WORK TO COMPLETE. List every line below containing "安卓测试资格".

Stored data
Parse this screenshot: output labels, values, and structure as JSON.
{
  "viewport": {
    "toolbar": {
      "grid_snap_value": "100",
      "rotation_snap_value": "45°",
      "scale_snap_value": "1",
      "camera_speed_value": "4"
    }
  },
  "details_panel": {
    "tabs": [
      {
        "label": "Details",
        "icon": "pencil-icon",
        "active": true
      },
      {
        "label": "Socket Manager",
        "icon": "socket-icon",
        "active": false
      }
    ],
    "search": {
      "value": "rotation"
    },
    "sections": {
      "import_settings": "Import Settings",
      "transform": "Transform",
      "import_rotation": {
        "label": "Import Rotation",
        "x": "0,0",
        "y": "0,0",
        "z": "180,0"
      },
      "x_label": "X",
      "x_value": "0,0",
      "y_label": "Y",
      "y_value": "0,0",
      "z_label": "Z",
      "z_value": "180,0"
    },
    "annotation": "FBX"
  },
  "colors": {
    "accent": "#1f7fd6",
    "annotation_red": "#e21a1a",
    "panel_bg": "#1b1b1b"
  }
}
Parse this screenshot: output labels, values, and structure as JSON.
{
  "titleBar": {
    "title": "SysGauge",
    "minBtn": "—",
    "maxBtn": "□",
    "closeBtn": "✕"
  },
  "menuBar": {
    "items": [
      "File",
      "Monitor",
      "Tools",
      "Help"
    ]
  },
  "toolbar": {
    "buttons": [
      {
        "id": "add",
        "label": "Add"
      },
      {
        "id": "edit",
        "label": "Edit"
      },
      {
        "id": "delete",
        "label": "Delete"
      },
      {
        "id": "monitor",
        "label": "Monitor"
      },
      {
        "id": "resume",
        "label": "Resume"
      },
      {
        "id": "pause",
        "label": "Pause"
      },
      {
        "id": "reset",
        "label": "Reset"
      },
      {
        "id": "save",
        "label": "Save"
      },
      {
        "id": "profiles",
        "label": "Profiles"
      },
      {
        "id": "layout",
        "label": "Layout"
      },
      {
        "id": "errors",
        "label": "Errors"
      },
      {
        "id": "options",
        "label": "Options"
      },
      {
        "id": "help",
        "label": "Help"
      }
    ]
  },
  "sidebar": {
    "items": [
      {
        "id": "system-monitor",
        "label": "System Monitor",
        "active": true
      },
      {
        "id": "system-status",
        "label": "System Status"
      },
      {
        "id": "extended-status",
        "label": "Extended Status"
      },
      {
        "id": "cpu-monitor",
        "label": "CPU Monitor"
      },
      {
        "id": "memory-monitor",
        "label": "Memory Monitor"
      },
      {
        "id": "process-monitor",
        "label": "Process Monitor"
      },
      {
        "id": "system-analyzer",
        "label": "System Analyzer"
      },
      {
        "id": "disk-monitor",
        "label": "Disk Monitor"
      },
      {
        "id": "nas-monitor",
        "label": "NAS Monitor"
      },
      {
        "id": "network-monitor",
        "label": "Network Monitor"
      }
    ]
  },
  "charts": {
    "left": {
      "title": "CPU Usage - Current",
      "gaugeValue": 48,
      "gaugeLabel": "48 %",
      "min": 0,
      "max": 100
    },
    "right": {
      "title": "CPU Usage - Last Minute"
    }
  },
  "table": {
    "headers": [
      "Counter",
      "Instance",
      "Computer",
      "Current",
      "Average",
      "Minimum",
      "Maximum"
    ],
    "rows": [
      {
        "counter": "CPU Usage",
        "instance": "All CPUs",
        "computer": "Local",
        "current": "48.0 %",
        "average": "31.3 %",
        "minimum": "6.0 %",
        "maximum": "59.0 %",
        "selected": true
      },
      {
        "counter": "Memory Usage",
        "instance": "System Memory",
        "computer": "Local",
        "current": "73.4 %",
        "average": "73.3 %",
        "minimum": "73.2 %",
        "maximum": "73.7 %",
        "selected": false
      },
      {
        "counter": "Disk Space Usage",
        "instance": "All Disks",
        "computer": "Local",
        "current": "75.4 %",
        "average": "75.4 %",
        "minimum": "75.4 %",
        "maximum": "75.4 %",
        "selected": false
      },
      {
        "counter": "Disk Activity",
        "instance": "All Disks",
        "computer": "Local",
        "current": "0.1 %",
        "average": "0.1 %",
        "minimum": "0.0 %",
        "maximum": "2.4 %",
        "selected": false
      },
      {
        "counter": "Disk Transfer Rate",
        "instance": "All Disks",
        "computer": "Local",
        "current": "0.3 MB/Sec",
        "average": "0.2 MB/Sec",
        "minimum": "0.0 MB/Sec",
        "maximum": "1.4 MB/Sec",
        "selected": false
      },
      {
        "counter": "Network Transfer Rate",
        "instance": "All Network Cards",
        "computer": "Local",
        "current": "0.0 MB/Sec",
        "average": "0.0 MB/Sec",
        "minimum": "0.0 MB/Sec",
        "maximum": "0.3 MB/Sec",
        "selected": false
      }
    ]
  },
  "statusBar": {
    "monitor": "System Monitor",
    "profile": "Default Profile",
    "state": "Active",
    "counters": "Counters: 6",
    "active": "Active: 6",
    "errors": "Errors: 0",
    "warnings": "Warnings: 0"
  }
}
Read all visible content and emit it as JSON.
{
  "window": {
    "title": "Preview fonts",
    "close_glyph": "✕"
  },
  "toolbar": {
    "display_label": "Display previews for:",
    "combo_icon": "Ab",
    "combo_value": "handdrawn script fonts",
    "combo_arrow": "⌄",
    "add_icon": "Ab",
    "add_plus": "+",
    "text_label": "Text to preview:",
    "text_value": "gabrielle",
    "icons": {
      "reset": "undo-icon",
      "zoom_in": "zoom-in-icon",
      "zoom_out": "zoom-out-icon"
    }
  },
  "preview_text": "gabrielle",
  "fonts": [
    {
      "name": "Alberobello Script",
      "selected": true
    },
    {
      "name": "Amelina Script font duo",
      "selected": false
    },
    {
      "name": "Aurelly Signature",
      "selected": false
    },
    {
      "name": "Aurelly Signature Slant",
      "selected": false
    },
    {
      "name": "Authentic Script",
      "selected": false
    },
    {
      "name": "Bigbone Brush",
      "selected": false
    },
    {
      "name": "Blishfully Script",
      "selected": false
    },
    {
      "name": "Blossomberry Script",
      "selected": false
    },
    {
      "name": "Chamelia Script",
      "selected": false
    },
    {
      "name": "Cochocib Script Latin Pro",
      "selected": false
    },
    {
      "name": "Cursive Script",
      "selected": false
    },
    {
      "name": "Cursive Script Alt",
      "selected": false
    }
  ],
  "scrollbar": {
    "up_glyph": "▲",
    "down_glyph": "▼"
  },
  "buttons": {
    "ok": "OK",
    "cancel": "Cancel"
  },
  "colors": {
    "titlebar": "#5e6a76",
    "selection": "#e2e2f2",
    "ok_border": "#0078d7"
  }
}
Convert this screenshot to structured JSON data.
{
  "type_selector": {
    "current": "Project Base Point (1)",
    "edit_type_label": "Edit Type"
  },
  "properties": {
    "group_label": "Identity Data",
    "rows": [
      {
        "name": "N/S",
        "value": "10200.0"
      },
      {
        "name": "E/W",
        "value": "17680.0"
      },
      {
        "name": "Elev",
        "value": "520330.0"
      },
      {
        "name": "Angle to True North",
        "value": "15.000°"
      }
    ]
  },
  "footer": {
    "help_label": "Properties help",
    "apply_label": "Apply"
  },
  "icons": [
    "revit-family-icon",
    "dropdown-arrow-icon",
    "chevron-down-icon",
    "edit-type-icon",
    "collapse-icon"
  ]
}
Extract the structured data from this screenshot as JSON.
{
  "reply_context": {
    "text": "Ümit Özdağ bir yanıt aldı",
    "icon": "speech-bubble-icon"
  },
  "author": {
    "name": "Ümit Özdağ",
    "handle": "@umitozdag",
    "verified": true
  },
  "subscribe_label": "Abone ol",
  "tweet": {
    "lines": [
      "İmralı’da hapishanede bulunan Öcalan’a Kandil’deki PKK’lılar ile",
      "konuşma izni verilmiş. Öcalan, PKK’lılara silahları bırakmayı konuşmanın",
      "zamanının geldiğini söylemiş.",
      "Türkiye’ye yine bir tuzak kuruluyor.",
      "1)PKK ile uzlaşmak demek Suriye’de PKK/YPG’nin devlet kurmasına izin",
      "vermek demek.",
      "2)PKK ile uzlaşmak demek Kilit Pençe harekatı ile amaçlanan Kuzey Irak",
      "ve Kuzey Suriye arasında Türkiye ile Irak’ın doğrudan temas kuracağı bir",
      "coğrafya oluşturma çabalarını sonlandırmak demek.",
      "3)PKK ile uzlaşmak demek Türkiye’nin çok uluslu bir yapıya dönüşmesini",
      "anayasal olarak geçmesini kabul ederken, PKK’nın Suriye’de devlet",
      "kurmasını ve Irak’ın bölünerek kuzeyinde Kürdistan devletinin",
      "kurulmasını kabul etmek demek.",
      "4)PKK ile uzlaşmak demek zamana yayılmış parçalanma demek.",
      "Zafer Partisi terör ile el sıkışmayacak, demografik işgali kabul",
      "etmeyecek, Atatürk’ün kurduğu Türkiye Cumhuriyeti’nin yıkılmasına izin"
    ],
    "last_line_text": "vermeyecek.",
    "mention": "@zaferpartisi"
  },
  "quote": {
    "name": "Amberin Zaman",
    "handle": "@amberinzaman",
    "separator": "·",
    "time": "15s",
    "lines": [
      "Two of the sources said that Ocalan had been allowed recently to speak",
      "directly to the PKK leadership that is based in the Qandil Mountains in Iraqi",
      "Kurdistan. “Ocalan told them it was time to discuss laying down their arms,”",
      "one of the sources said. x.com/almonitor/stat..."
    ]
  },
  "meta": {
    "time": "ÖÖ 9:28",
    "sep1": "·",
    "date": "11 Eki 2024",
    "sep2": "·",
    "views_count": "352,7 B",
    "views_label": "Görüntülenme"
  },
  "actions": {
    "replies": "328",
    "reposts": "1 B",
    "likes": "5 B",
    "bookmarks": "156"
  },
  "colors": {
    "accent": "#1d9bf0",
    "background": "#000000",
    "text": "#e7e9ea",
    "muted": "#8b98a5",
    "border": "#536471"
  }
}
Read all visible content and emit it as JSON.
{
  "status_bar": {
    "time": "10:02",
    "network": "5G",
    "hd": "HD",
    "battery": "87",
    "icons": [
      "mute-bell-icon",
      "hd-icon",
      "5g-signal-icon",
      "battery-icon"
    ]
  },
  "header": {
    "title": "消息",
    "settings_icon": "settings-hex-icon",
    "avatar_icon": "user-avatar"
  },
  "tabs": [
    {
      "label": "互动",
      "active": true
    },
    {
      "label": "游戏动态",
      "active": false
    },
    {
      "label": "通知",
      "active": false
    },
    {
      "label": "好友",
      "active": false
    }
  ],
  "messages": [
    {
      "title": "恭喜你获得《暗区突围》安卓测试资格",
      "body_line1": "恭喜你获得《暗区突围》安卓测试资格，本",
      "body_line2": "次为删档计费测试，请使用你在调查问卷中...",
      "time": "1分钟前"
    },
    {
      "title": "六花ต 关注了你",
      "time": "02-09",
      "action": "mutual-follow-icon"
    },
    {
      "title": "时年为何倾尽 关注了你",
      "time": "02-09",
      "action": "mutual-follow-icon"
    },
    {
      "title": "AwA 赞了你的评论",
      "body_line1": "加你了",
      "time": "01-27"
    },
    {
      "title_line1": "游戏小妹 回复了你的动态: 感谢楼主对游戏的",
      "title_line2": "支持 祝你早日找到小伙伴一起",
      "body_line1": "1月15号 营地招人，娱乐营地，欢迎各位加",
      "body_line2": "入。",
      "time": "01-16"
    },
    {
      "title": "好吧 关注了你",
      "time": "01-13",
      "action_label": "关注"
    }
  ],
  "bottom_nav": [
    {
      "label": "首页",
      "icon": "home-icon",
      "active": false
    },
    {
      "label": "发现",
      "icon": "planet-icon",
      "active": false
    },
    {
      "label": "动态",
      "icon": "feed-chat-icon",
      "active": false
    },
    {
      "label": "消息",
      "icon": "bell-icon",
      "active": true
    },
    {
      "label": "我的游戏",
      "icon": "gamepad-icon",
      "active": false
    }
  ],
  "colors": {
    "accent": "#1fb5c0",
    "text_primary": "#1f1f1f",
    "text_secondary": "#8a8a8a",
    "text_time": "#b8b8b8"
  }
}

ANSWER TO THE TASK.
      "title": "恭喜你获得《暗区突围》安卓测试资格",
      "body_line1": "恭喜你获得《暗区突围》安卓测试资格，本",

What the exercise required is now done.